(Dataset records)
○ ○ ○

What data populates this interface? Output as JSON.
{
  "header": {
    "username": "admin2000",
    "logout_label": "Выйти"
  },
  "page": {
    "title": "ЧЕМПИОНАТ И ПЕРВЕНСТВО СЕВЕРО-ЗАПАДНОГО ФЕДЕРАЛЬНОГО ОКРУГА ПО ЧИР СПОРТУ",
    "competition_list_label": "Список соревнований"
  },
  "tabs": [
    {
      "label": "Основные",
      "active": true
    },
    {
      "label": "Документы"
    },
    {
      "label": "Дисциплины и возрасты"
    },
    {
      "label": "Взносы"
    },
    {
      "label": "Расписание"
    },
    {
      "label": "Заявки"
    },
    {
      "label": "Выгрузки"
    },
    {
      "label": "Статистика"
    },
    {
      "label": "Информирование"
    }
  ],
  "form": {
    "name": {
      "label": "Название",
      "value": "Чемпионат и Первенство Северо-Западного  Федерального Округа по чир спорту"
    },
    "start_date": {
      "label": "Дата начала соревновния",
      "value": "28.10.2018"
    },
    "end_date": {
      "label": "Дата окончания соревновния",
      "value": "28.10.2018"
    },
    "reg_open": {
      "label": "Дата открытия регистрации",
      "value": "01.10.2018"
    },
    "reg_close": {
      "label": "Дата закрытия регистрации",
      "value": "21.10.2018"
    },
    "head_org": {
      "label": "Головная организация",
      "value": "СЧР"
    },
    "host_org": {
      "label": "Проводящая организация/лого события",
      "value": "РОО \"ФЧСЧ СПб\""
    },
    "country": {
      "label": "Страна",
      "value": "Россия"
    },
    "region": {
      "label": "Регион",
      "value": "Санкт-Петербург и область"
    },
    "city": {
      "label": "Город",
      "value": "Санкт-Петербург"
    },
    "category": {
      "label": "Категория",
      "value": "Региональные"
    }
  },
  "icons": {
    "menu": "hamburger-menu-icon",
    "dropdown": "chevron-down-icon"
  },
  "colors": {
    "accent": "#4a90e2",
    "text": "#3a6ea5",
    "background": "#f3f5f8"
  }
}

○ ○ ○

● **Short task**:
Lines holding the word "регистрации" in the entries above are the ones to pull out. Copy them all.

● **Answer below**:
      "label": "Дата открытия регистрации",
      "label": "Дата закрытия регистрации",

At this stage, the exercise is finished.